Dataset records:
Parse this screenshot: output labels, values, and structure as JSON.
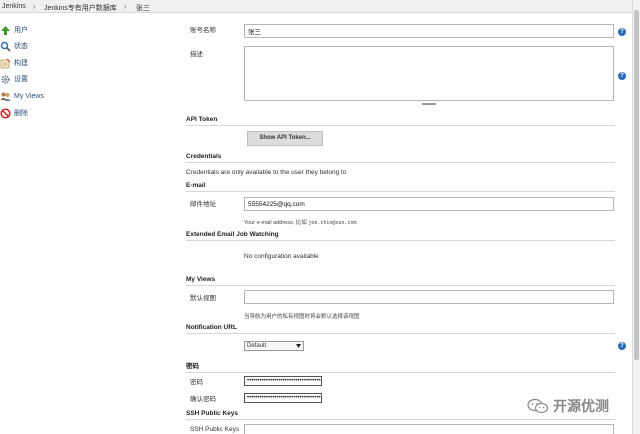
{
  "breadcrumb": [
    "Jenkins",
    "Jenkins专有用户数据库",
    "张三"
  ],
  "breadcrumb_separator": "›",
  "sidebar": {
    "items": [
      {
        "label": "用户",
        "icon": "up-arrow-icon",
        "color": "#3a9a2a"
      },
      {
        "label": "状态",
        "icon": "magnifier-icon",
        "color": "#2a6cb8"
      },
      {
        "label": "构建",
        "icon": "notepad-icon",
        "color": "#c49a3a"
      },
      {
        "label": "设置",
        "icon": "gear-icon",
        "color": "#6a7a8a"
      },
      {
        "label": "My Views",
        "icon": "users-icon",
        "color": "#7a5a3a"
      },
      {
        "label": "删除",
        "icon": "no-entry-icon",
        "color": "#d02020"
      }
    ]
  },
  "account": {
    "name_label": "账号名称",
    "name_value": "张三",
    "description_label": "描述",
    "description_value": ""
  },
  "api_token": {
    "header": "API Token",
    "button_label": "Show API Token..."
  },
  "credentials": {
    "header": "Credentials",
    "text": "Credentials are only available to the user they belong to"
  },
  "email": {
    "header": "E-mail",
    "label": "邮件地址",
    "value": "55554225@qq.com",
    "hint_prefix": "Your e-mail address, 比如",
    "hint_example": "joe.chin@sun.com"
  },
  "extended_email": {
    "header": "Extended Email Job Watching",
    "text": "No configuration available"
  },
  "my_views": {
    "header": "My Views",
    "label": "默认视图",
    "value": "",
    "hint": "当导航为用户的私有视图时将会默认选择该视图"
  },
  "notification": {
    "header": "Notification URL",
    "select_value": "Default"
  },
  "password": {
    "header": "密码",
    "password_label": "密码",
    "confirm_label": "确认密码",
    "masked": "••••••••••••••••••••••••••••••••••••••"
  },
  "ssh": {
    "header": "SSH Public Keys",
    "label": "SSH Public Keys"
  },
  "help_glyph": "?",
  "watermark": "开源优测",
  "colors": {
    "help": "#2a6cb8",
    "link": "#2c4f7a"
  }
}
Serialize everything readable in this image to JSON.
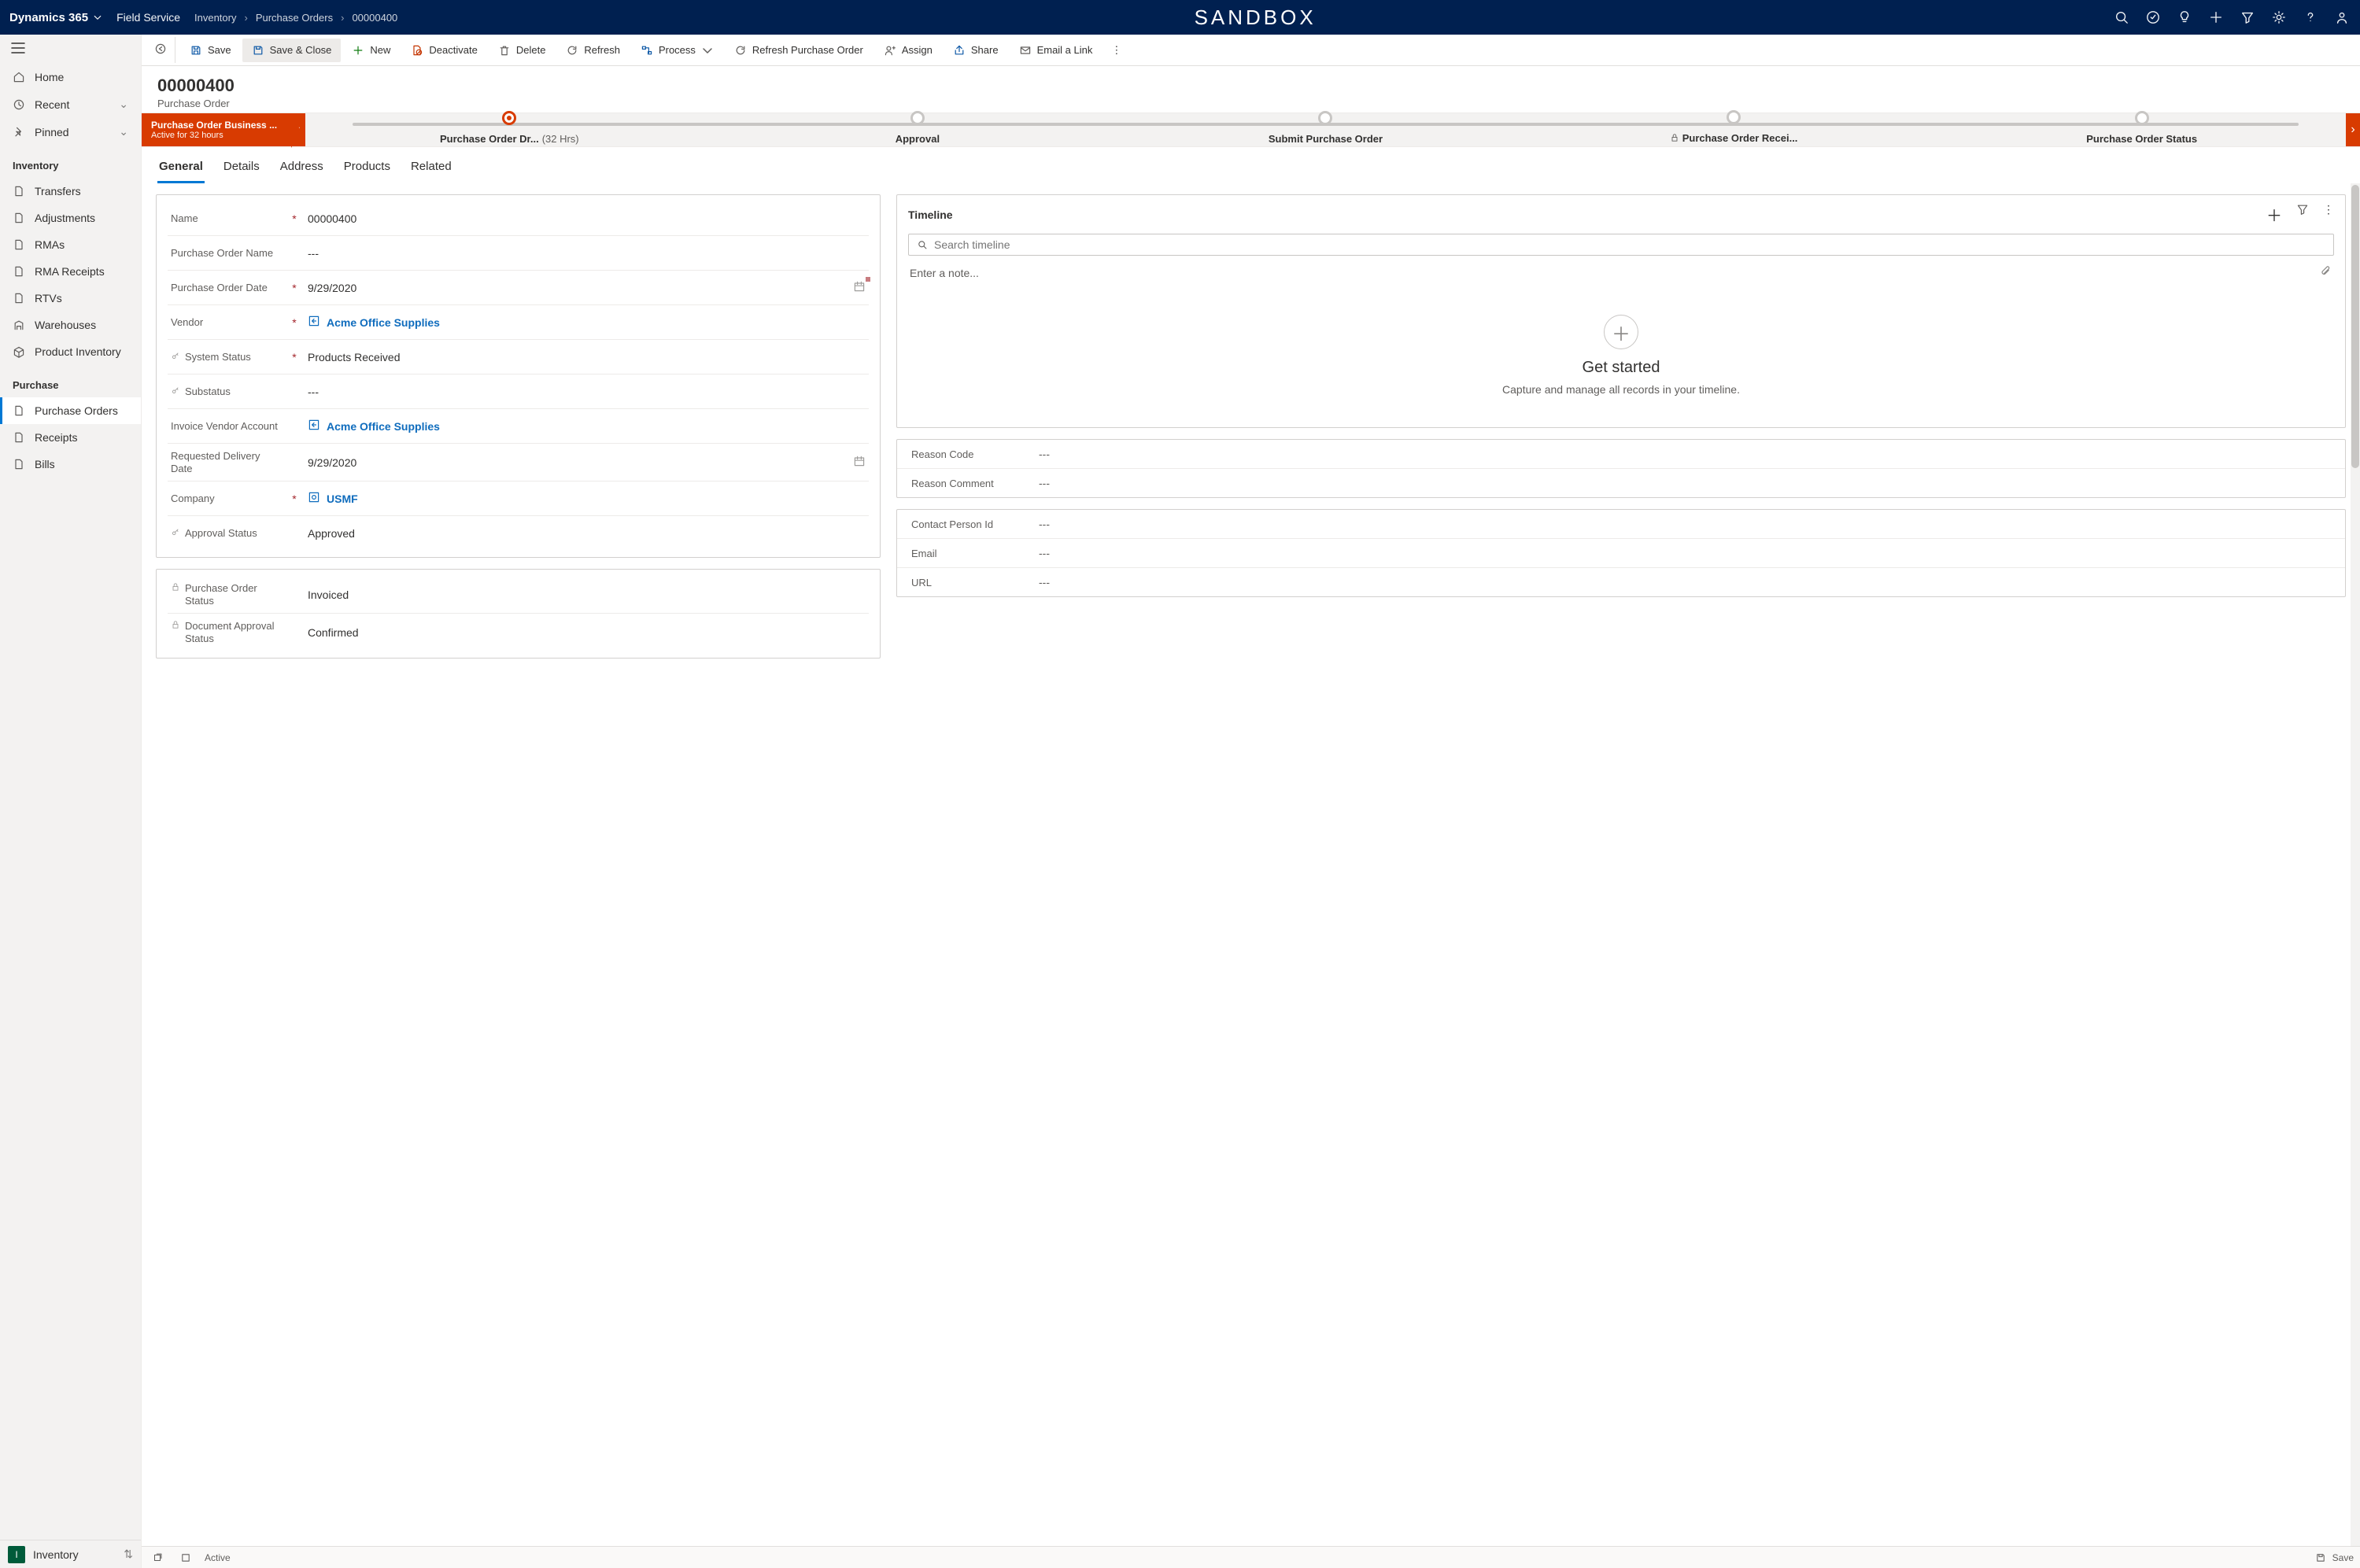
{
  "topbar": {
    "app": "Dynamics 365",
    "module": "Field Service",
    "breadcrumbs": [
      "Inventory",
      "Purchase Orders",
      "00000400"
    ],
    "center": "SANDBOX"
  },
  "leftnav": {
    "home": "Home",
    "recent": "Recent",
    "pinned": "Pinned",
    "groups": [
      {
        "label": "Inventory",
        "items": [
          "Transfers",
          "Adjustments",
          "RMAs",
          "RMA Receipts",
          "RTVs",
          "Warehouses",
          "Product Inventory"
        ]
      },
      {
        "label": "Purchase",
        "items": [
          "Purchase Orders",
          "Receipts",
          "Bills"
        ],
        "selectedIndex": 0
      }
    ],
    "appSwitcher": {
      "badge": "I",
      "label": "Inventory"
    }
  },
  "commands": {
    "save": "Save",
    "saveClose": "Save & Close",
    "newRec": "New",
    "deactivate": "Deactivate",
    "delete": "Delete",
    "refresh": "Refresh",
    "process": "Process",
    "refreshPO": "Refresh Purchase Order",
    "assign": "Assign",
    "share": "Share",
    "emailLink": "Email a Link"
  },
  "record": {
    "number": "00000400",
    "type": "Purchase Order"
  },
  "bpf": {
    "title": "Purchase Order Business ...",
    "subtitle": "Active for 32 hours",
    "stages": [
      {
        "label": "Purchase Order Dr...",
        "duration": "(32 Hrs)",
        "active": true
      },
      {
        "label": "Approval"
      },
      {
        "label": "Submit Purchase Order"
      },
      {
        "label": "Purchase Order Recei...",
        "locked": true
      },
      {
        "label": "Purchase Order Status"
      }
    ]
  },
  "tabs": [
    "General",
    "Details",
    "Address",
    "Products",
    "Related"
  ],
  "activeTab": "General",
  "fields": {
    "name": {
      "label": "Name",
      "required": true,
      "value": "00000400"
    },
    "poName": {
      "label": "Purchase Order Name",
      "value": "---"
    },
    "poDate": {
      "label": "Purchase Order Date",
      "required": true,
      "value": "9/29/2020"
    },
    "vendor": {
      "label": "Vendor",
      "required": true,
      "value": "Acme Office Supplies",
      "lookup": true
    },
    "systemStatus": {
      "label": "System Status",
      "required": true,
      "key": true,
      "value": "Products Received"
    },
    "substatus": {
      "label": "Substatus",
      "key": true,
      "value": "---"
    },
    "invoiceVendor": {
      "label": "Invoice Vendor Account",
      "value": "Acme Office Supplies",
      "lookup": true
    },
    "reqDelivery": {
      "label": "Requested Delivery Date",
      "value": "9/29/2020"
    },
    "company": {
      "label": "Company",
      "required": true,
      "value": "USMF",
      "lookup": true
    },
    "approvalStatus": {
      "label": "Approval Status",
      "key": true,
      "value": "Approved"
    },
    "poStatus": {
      "label": "Purchase Order Status",
      "locked": true,
      "value": "Invoiced"
    },
    "docApproval": {
      "label": "Document Approval Status",
      "locked": true,
      "value": "Confirmed"
    },
    "reasonCode": {
      "label": "Reason Code",
      "value": "---"
    },
    "reasonComment": {
      "label": "Reason Comment",
      "value": "---"
    },
    "contactPerson": {
      "label": "Contact Person Id",
      "value": "---"
    },
    "email": {
      "label": "Email",
      "value": "---"
    },
    "url": {
      "label": "URL",
      "value": "---"
    }
  },
  "timeline": {
    "title": "Timeline",
    "searchPlaceholder": "Search timeline",
    "notePlaceholder": "Enter a note...",
    "emptyTitle": "Get started",
    "emptySub": "Capture and manage all records in your timeline."
  },
  "statusbar": {
    "status": "Active",
    "save": "Save"
  }
}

• [EXERCISE OBJECTIVE]
What you return should match the records above word for word, minus the pictures.

• [WRITTEN ANSWER]
Parse this screenshot: output labels, values, and structure as JSON.
{
  "breadcrumb": [
    "Jenkins",
    "Jenkins专有用户数据库",
    "张三"
  ],
  "breadcrumb_separator": "›",
  "sidebar": {
    "items": [
      {
        "label": "用户",
        "icon": "up-arrow-icon",
        "color": "#3a9a2a"
      },
      {
        "label": "状态",
        "icon": "magnifier-icon",
        "color": "#2a6cb8"
      },
      {
        "label": "构建",
        "icon": "notepad-icon",
        "color": "#c49a3a"
      },
      {
        "label": "设置",
        "icon": "gear-icon",
        "color": "#6a7a8a"
      },
      {
        "label": "My Views",
        "icon": "users-icon",
        "color": "#7a5a3a"
      },
      {
        "label": "删除",
        "icon": "no-entry-icon",
        "color": "#d02020"
      }
    ]
  },
  "account": {
    "name_label": "账号名称",
    "name_value": "张三",
    "description_label": "描述",
    "description_value": ""
  },
  "api_token": {
    "header": "API Token",
    "button_label": "Show API Token..."
  },
  "credentials": {
    "header": "Credentials",
    "text": "Credentials are only available to the user they belong to"
  },
  "email": {
    "header": "E-mail",
    "label": "邮件地址",
    "value": "55554225@qq.com",
    "hint_prefix": "Your e-mail address, 比如",
    "hint_example": "joe.chin@sun.com"
  },
  "extended_email": {
    "header": "Extended Email Job Watching",
    "text": "No configuration available"
  },
  "my_views": {
    "header": "My Views",
    "label": "默认视图",
    "value": "",
    "hint": "当导航为用户的私有视图时将会默认选择该视图"
  },
  "notification": {
    "header": "Notification URL",
    "select_value": "Default"
  },
  "password": {
    "header": "密码",
    "password_label": "密码",
    "confirm_label": "确认密码",
    "masked": "••••••••••••••••••••••••••••••••••••••"
  },
  "ssh": {
    "header": "SSH Public Keys",
    "label": "SSH Public Keys"
  },
  "help_glyph": "?",
  "watermark": "开源优测",
  "colors": {
    "help": "#2a6cb8",
    "link": "#2c4f7a"
  }
}
Serialize everything readable in this image to JSON.
{
  "topbar": {
    "app": "Dynamics 365",
    "module": "Field Service",
    "breadcrumbs": [
      "Inventory",
      "Purchase Orders",
      "00000400"
    ],
    "center": "SANDBOX"
  },
  "leftnav": {
    "home": "Home",
    "recent": "Recent",
    "pinned": "Pinned",
    "groups": [
      {
        "label": "Inventory",
        "items": [
          "Transfers",
          "Adjustments",
          "RMAs",
          "RMA Receipts",
          "RTVs",
          "Warehouses",
          "Product Inventory"
        ]
      },
      {
        "label": "Purchase",
        "items": [
          "Purchase Orders",
          "Receipts",
          "Bills"
        ],
        "selectedIndex": 0
      }
    ],
    "appSwitcher": {
      "badge": "I",
      "label": "Inventory"
    }
  },
  "commands": {
    "save": "Save",
    "saveClose": "Save & Close",
    "newRec": "New",
    "deactivate": "Deactivate",
    "delete": "Delete",
    "refresh": "Refresh",
    "process": "Process",
    "refreshPO": "Refresh Purchase Order",
    "assign": "Assign",
    "share": "Share",
    "emailLink": "Email a Link"
  },
  "record": {
    "number": "00000400",
    "type": "Purchase Order"
  },
  "bpf": {
    "title": "Purchase Order Business ...",
    "subtitle": "Active for 32 hours",
    "stages": [
      {
        "label": "Purchase Order Dr...",
        "duration": "(32 Hrs)",
        "active": true
      },
      {
        "label": "Approval"
      },
      {
        "label": "Submit Purchase Order"
      },
      {
        "label": "Purchase Order Recei...",
        "locked": true
      },
      {
        "label": "Purchase Order Status"
      }
    ]
  },
  "tabs": [
    "General",
    "Details",
    "Address",
    "Products",
    "Related"
  ],
  "activeTab": "General",
  "fields": {
    "name": {
      "label": "Name",
      "required": true,
      "value": "00000400"
    },
    "poName": {
      "label": "Purchase Order Name",
      "value": "---"
    },
    "poDate": {
      "label": "Purchase Order Date",
      "required": true,
      "value": "9/29/2020"
    },
    "vendor": {
      "label": "Vendor",
      "required": true,
      "value": "Acme Office Supplies",
      "lookup": true
    },
    "systemStatus": {
      "label": "System Status",
      "required": true,
      "key": true,
      "value": "Products Received"
    },
    "substatus": {
      "label": "Substatus",
      "key": true,
      "value": "---"
    },
    "invoiceVendor": {
      "label": "Invoice Vendor Account",
      "value": "Acme Office Supplies",
      "lookup": true
    },
    "reqDelivery": {
      "label": "Requested Delivery Date",
      "value": "9/29/2020"
    },
    "company": {
      "label": "Company",
      "required": true,
      "value": "USMF",
      "lookup": true
    },
    "approvalStatus": {
      "label": "Approval Status",
      "key": true,
      "value": "Approved"
    },
    "poStatus": {
      "label": "Purchase Order Status",
      "locked": true,
      "value": "Invoiced"
    },
    "docApproval": {
      "label": "Document Approval Status",
      "locked": true,
      "value": "Confirmed"
    },
    "reasonCode": {
      "label": "Reason Code",
      "value": "---"
    },
    "reasonComment": {
      "label": "Reason Comment",
      "value": "---"
    },
    "contactPerson": {
      "label": "Contact Person Id",
      "value": "---"
    },
    "email": {
      "label": "Email",
      "value": "---"
    },
    "url": {
      "label": "URL",
      "value": "---"
    }
  },
  "timeline": {
    "title": "Timeline",
    "searchPlaceholder": "Search timeline",
    "notePlaceholder": "Enter a note...",
    "emptyTitle": "Get started",
    "emptySub": "Capture and manage all records in your timeline."
  },
  "statusbar": {
    "status": "Active",
    "save": "Save"
  }
}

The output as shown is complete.